===== Extracted entries

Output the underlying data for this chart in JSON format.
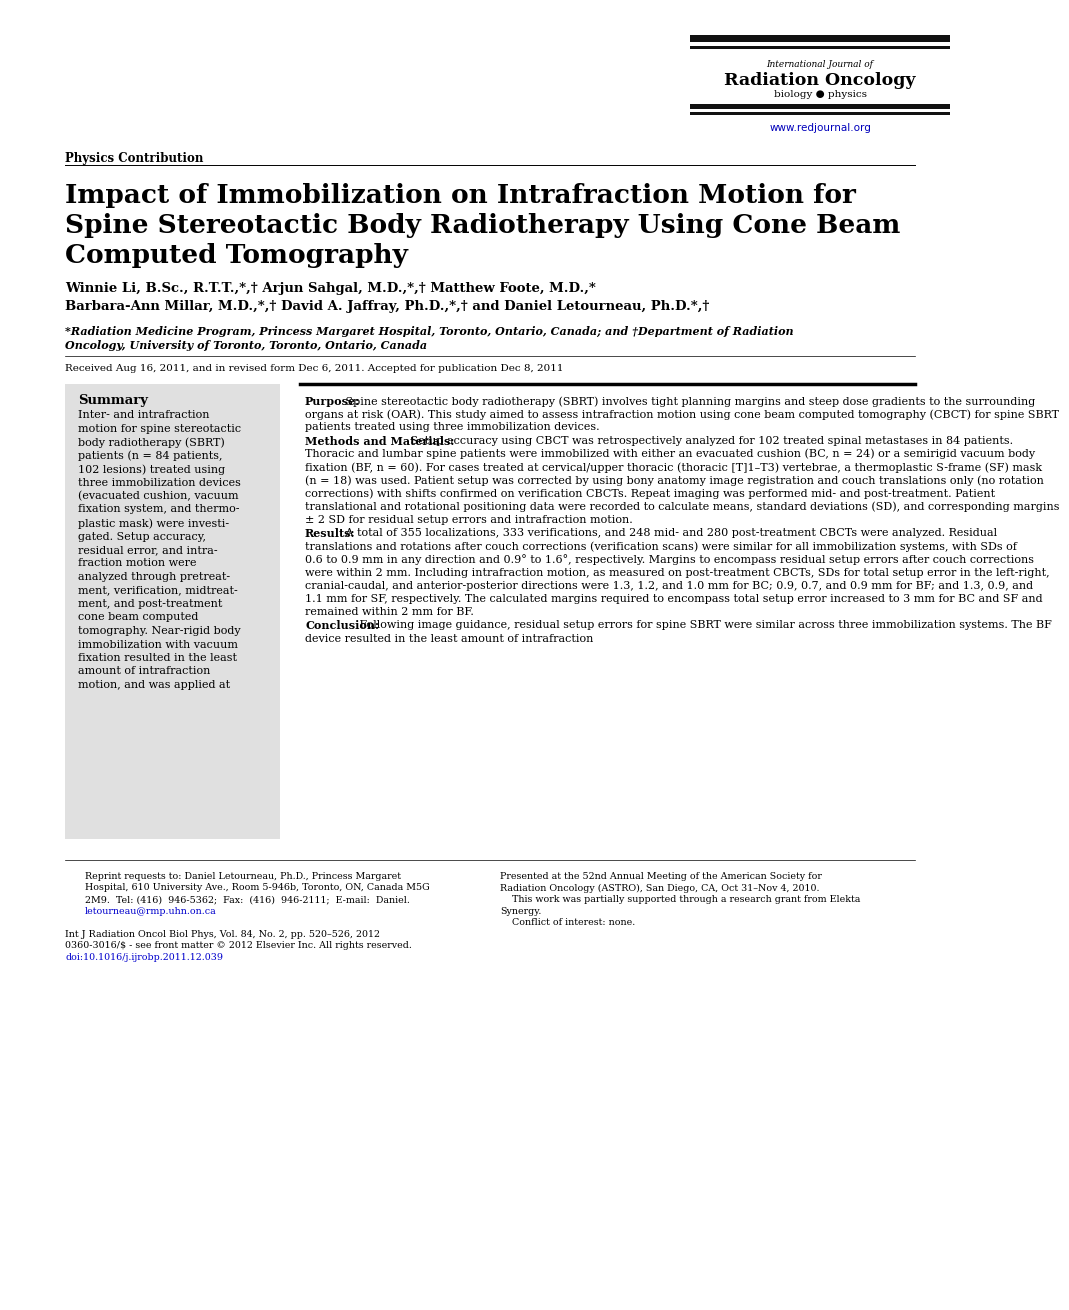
{
  "background_color": "#ffffff",
  "journal_name_line1": "International Journal of",
  "journal_name_line2": "Radiation Oncology",
  "journal_name_line3": "biology ● physics",
  "journal_url": "www.redjournal.org",
  "section_label": "Physics Contribution",
  "title_line1": "Impact of Immobilization on Intrafraction Motion for",
  "title_line2": "Spine Stereotactic Body Radiotherapy Using Cone Beam",
  "title_line3": "Computed Tomography",
  "author_line1": "Winnie Li, B.Sc., R.T.T.,*,† Arjun Sahgal, M.D.,*,† Matthew Foote, M.D.,*",
  "author_line2": "Barbara-Ann Millar, M.D.,*,† David A. Jaffray, Ph.D.,*,† and Daniel Letourneau, Ph.D.*,†",
  "affil_line1": "*Radiation Medicine Program, Princess Margaret Hospital, Toronto, Ontario, Canada; and †Department of Radiation",
  "affil_line2": "Oncology, University of Toronto, Toronto, Ontario, Canada",
  "received": "Received Aug 16, 2011, and in revised form Dec 6, 2011. Accepted for publication Dec 8, 2011",
  "summary_title": "Summary",
  "summary_lines": [
    "Inter- and intrafraction",
    "motion for spine stereotactic",
    "body radiotherapy (SBRT)",
    "patients (n = 84 patients,",
    "102 lesions) treated using",
    "three immobilization devices",
    "(evacuated cushion, vacuum",
    "fixation system, and thermo-",
    "plastic mask) were investi-",
    "gated. Setup accuracy,",
    "residual error, and intra-",
    "fraction motion were",
    "analyzed through pretreat-",
    "ment, verification, midtreat-",
    "ment, and post-treatment",
    "cone beam computed",
    "tomography. Near-rigid body",
    "immobilization with vacuum",
    "fixation resulted in the least",
    "amount of intrafraction",
    "motion, and was applied at"
  ],
  "purpose_bold": "Purpose:",
  "purpose_text": " Spine stereotactic body radiotherapy (SBRT) involves tight planning margins and steep dose gradients to the surrounding organs at risk (OAR). This study aimed to assess intrafraction motion using cone beam computed tomography (CBCT) for spine SBRT patients treated using three immobilization devices.",
  "methods_bold": "Methods and Materials:",
  "methods_text": " Setup accuracy using CBCT was retrospectively analyzed for 102 treated spinal metastases in 84 patients. Thoracic and lumbar spine patients were immobilized with either an evacuated cushion (BC, n = 24) or a semirigid vacuum body fixation (BF, n = 60). For cases treated at cervical/upper thoracic (thoracic [T]1–T3) vertebrae, a thermoplastic S-frame (SF) mask (n = 18) was used. Patient setup was corrected by using bony anatomy image registration and couch translations only (no rotation corrections) with shifts confirmed on verification CBCTs. Repeat imaging was performed mid- and post-treatment. Patient translational and rotational positioning data were recorded to calculate means, standard deviations (SD), and corresponding margins ± 2 SD for residual setup errors and intrafraction motion.",
  "results_bold": "Results:",
  "results_text": " A total of 355 localizations, 333 verifications, and 248 mid- and 280 post-treatment CBCTs were analyzed. Residual translations and rotations after couch corrections (verification scans) were similar for all immobilization systems, with SDs of 0.6 to 0.9 mm in any direction and 0.9° to 1.6°, respectively. Margins to encompass residual setup errors after couch corrections were within 2 mm. Including intrafraction motion, as measured on post-treatment CBCTs, SDs for total setup error in the left-right, cranial-caudal, and anterior-posterior directions were 1.3, 1.2, and 1.0 mm for BC; 0.9, 0.7, and 0.9 mm for BF; and 1.3, 0.9, and 1.1 mm for SF, respectively. The calculated margins required to encompass total setup error increased to 3 mm for BC and SF and remained within 2 mm for BF.",
  "conclusion_bold": "Conclusion:",
  "conclusion_text": " Following image guidance, residual setup errors for spine SBRT were similar across three immobilization systems. The BF device resulted in the least amount of intrafraction",
  "footer_reprint_lines": [
    "Reprint requests to: Daniel Letourneau, Ph.D., Princess Margaret",
    "Hospital, 610 University Ave., Room 5-946b, Toronto, ON, Canada M5G",
    "2M9.  Tel: (416)  946-5362;  Fax:  (416)  946-2111;  E-mail:  Daniel.",
    "letourneau@rmp.uhn.on.ca"
  ],
  "footer_right_lines": [
    "Presented at the 52nd Annual Meeting of the American Society for",
    "Radiation Oncology (ASTRO), San Diego, CA, Oct 31–Nov 4, 2010.",
    "    This work was partially supported through a research grant from Elekta",
    "Synergy.",
    "    Conflict of interest: none."
  ],
  "journal_info_lines": [
    "Int J Radiation Oncol Biol Phys, Vol. 84, No. 2, pp. 520–526, 2012",
    "0360-3016/$ - see front matter © 2012 Elsevier Inc. All rights reserved.",
    "doi:10.1016/j.ijrobp.2011.12.039"
  ],
  "doi_color": "#0000cc"
}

==========

# Requirement
Only the records, copied exactly and without pictures, should make up the answer.

# Response to the task
Output the underlying data for this chart in JSON format.
{
  "background_color": "#ffffff",
  "journal_name_line1": "International Journal of",
  "journal_name_line2": "Radiation Oncology",
  "journal_name_line3": "biology ● physics",
  "journal_url": "www.redjournal.org",
  "section_label": "Physics Contribution",
  "title_line1": "Impact of Immobilization on Intrafraction Motion for",
  "title_line2": "Spine Stereotactic Body Radiotherapy Using Cone Beam",
  "title_line3": "Computed Tomography",
  "author_line1": "Winnie Li, B.Sc., R.T.T.,*,† Arjun Sahgal, M.D.,*,† Matthew Foote, M.D.,*",
  "author_line2": "Barbara-Ann Millar, M.D.,*,† David A. Jaffray, Ph.D.,*,† and Daniel Letourneau, Ph.D.*,†",
  "affil_line1": "*Radiation Medicine Program, Princess Margaret Hospital, Toronto, Ontario, Canada; and †Department of Radiation",
  "affil_line2": "Oncology, University of Toronto, Toronto, Ontario, Canada",
  "received": "Received Aug 16, 2011, and in revised form Dec 6, 2011. Accepted for publication Dec 8, 2011",
  "summary_title": "Summary",
  "summary_lines": [
    "Inter- and intrafraction",
    "motion for spine stereotactic",
    "body radiotherapy (SBRT)",
    "patients (n = 84 patients,",
    "102 lesions) treated using",
    "three immobilization devices",
    "(evacuated cushion, vacuum",
    "fixation system, and thermo-",
    "plastic mask) were investi-",
    "gated. Setup accuracy,",
    "residual error, and intra-",
    "fraction motion were",
    "analyzed through pretreat-",
    "ment, verification, midtreat-",
    "ment, and post-treatment",
    "cone beam computed",
    "tomography. Near-rigid body",
    "immobilization with vacuum",
    "fixation resulted in the least",
    "amount of intrafraction",
    "motion, and was applied at"
  ],
  "purpose_bold": "Purpose:",
  "purpose_text": " Spine stereotactic body radiotherapy (SBRT) involves tight planning margins and steep dose gradients to the surrounding organs at risk (OAR). This study aimed to assess intrafraction motion using cone beam computed tomography (CBCT) for spine SBRT patients treated using three immobilization devices.",
  "methods_bold": "Methods and Materials:",
  "methods_text": " Setup accuracy using CBCT was retrospectively analyzed for 102 treated spinal metastases in 84 patients. Thoracic and lumbar spine patients were immobilized with either an evacuated cushion (BC, n = 24) or a semirigid vacuum body fixation (BF, n = 60). For cases treated at cervical/upper thoracic (thoracic [T]1–T3) vertebrae, a thermoplastic S-frame (SF) mask (n = 18) was used. Patient setup was corrected by using bony anatomy image registration and couch translations only (no rotation corrections) with shifts confirmed on verification CBCTs. Repeat imaging was performed mid- and post-treatment. Patient translational and rotational positioning data were recorded to calculate means, standard deviations (SD), and corresponding margins ± 2 SD for residual setup errors and intrafraction motion.",
  "results_bold": "Results:",
  "results_text": " A total of 355 localizations, 333 verifications, and 248 mid- and 280 post-treatment CBCTs were analyzed. Residual translations and rotations after couch corrections (verification scans) were similar for all immobilization systems, with SDs of 0.6 to 0.9 mm in any direction and 0.9° to 1.6°, respectively. Margins to encompass residual setup errors after couch corrections were within 2 mm. Including intrafraction motion, as measured on post-treatment CBCTs, SDs for total setup error in the left-right, cranial-caudal, and anterior-posterior directions were 1.3, 1.2, and 1.0 mm for BC; 0.9, 0.7, and 0.9 mm for BF; and 1.3, 0.9, and 1.1 mm for SF, respectively. The calculated margins required to encompass total setup error increased to 3 mm for BC and SF and remained within 2 mm for BF.",
  "conclusion_bold": "Conclusion:",
  "conclusion_text": " Following image guidance, residual setup errors for spine SBRT were similar across three immobilization systems. The BF device resulted in the least amount of intrafraction",
  "footer_reprint_lines": [
    "Reprint requests to: Daniel Letourneau, Ph.D., Princess Margaret",
    "Hospital, 610 University Ave., Room 5-946b, Toronto, ON, Canada M5G",
    "2M9.  Tel: (416)  946-5362;  Fax:  (416)  946-2111;  E-mail:  Daniel.",
    "letourneau@rmp.uhn.on.ca"
  ],
  "footer_right_lines": [
    "Presented at the 52nd Annual Meeting of the American Society for",
    "Radiation Oncology (ASTRO), San Diego, CA, Oct 31–Nov 4, 2010.",
    "    This work was partially supported through a research grant from Elekta",
    "Synergy.",
    "    Conflict of interest: none."
  ],
  "journal_info_lines": [
    "Int J Radiation Oncol Biol Phys, Vol. 84, No. 2, pp. 520–526, 2012",
    "0360-3016/$ - see front matter © 2012 Elsevier Inc. All rights reserved.",
    "doi:10.1016/j.ijrobp.2011.12.039"
  ],
  "doi_color": "#0000cc"
}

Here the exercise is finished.